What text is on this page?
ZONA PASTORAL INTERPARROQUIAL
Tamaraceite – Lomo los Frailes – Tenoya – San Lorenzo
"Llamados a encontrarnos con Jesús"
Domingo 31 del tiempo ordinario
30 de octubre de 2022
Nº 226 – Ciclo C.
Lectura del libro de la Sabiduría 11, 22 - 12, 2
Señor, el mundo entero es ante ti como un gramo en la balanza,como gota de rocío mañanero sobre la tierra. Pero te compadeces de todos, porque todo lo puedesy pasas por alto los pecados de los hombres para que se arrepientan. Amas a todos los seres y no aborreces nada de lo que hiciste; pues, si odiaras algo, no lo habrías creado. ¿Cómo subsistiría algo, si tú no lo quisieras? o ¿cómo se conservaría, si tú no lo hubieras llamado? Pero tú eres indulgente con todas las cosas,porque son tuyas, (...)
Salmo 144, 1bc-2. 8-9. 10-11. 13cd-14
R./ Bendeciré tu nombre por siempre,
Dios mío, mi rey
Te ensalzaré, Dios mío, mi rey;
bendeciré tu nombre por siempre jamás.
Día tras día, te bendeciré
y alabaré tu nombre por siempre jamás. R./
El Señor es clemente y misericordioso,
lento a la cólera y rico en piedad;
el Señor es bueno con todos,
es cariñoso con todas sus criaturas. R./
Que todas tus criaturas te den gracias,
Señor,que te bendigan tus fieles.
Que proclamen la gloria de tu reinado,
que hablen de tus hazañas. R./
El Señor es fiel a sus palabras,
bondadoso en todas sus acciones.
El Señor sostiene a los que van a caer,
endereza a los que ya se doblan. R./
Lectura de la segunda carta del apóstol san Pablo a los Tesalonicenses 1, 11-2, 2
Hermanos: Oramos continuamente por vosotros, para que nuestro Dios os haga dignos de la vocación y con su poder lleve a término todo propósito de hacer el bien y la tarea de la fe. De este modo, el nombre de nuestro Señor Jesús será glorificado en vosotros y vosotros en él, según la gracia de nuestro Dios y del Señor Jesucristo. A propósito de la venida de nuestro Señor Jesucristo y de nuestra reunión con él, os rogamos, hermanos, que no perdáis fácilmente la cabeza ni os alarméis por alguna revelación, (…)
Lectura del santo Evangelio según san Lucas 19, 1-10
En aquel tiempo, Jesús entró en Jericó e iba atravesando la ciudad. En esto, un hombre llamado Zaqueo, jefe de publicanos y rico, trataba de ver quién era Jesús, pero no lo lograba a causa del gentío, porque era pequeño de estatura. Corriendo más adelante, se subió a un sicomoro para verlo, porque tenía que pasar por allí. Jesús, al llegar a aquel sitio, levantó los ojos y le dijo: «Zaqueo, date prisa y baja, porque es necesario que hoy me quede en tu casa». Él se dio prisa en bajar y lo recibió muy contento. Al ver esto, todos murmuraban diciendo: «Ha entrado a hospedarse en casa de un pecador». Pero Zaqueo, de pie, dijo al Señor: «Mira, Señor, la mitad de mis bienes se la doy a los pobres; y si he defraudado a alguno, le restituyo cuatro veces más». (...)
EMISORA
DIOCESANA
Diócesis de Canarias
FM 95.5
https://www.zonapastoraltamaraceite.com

———

STATED GOAL. Report only how many lines in the records contain the word "criaturas".

CORRECT RESPONSE. 2